**TASK OBJECTIVE**:
Collect every line that includes the string "Кепервеем".

Dataset rows
=====
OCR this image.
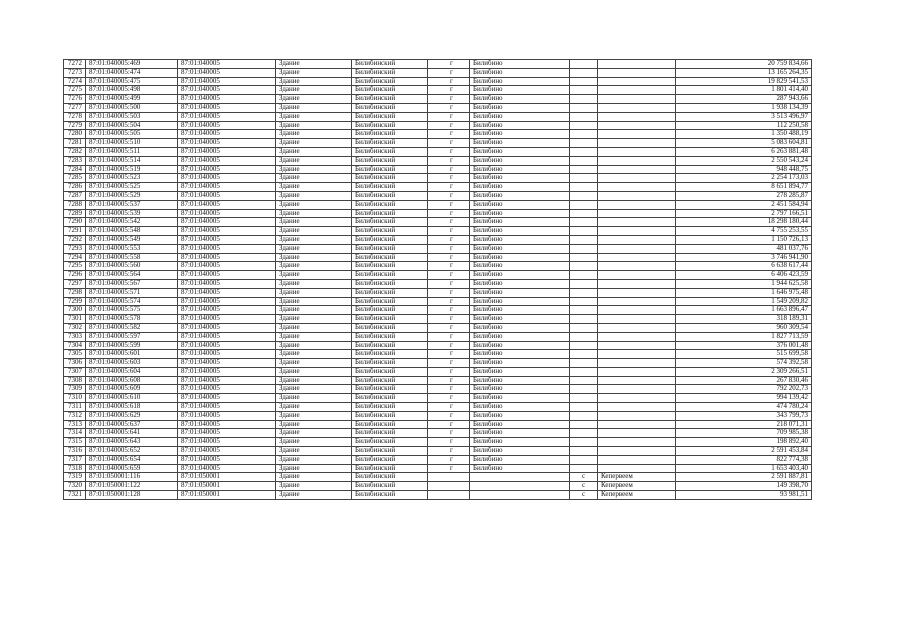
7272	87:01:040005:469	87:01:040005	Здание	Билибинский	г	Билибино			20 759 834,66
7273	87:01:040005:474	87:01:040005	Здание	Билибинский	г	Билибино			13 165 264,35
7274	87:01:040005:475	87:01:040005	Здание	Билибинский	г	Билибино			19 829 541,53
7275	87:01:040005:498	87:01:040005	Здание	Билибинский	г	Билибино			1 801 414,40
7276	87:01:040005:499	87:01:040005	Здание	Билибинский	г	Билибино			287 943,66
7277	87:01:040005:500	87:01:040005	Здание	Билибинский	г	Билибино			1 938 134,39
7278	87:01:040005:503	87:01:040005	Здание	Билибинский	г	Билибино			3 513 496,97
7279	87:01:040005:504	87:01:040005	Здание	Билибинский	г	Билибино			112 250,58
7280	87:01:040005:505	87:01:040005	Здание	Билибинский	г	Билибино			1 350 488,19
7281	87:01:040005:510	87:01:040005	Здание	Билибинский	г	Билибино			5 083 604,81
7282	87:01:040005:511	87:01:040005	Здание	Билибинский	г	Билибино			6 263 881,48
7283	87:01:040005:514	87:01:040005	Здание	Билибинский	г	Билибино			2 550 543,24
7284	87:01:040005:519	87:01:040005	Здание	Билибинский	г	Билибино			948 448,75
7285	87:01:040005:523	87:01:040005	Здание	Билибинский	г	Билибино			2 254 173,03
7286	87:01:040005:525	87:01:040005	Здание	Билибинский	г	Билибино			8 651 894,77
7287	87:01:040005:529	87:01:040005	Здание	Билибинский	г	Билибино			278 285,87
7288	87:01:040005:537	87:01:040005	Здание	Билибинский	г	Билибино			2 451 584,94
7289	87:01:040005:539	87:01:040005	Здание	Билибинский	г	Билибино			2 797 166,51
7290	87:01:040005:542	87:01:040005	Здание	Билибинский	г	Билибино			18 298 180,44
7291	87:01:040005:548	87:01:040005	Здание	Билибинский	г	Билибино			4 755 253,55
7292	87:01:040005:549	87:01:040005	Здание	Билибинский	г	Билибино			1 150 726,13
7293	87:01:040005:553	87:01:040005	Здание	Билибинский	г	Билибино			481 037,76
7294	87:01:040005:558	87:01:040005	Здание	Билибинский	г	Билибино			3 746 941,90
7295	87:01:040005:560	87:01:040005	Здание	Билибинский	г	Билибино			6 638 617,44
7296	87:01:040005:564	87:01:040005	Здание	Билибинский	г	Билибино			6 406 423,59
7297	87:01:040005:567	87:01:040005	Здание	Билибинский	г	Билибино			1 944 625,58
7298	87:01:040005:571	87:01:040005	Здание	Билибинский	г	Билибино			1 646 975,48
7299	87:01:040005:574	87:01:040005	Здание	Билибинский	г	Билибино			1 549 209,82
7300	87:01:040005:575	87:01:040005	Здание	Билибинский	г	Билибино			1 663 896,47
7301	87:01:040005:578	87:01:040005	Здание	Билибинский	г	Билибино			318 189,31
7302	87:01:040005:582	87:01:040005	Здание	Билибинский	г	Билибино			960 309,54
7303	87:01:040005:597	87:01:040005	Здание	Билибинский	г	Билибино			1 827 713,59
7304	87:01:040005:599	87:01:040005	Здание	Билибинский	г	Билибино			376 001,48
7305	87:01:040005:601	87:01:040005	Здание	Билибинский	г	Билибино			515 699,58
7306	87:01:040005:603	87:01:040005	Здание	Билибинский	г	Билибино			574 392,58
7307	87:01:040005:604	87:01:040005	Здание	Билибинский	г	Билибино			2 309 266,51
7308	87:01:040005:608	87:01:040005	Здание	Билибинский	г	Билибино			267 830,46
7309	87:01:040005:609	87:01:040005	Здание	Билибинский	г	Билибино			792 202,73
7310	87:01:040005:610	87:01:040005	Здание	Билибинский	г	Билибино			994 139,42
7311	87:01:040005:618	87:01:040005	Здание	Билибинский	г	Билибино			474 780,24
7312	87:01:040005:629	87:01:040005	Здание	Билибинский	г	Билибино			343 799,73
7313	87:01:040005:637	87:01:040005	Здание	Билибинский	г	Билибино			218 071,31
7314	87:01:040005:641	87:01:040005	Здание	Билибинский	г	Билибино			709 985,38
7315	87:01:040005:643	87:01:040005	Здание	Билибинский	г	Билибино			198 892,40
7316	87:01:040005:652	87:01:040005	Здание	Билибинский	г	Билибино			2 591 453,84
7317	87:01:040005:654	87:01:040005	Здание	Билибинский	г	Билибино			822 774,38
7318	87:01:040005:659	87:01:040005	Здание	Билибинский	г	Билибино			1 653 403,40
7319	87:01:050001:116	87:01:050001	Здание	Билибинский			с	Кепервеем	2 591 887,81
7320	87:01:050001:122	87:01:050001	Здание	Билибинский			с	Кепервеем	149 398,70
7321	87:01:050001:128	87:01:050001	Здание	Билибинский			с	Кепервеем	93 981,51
=====
**OUTPUT OF THE TASK**:
7319	87:01:050001:116	87:01:050001	Здание	Билибинский			с	Кепервеем	2 591 887,81
7320	87:01:050001:122	87:01:050001	Здание	Билибинский			с	Кепервеем	149 398,70
7321	87:01:050001:128	87:01:050001	Здание	Билибинский			с	Кепервеем	93 981,51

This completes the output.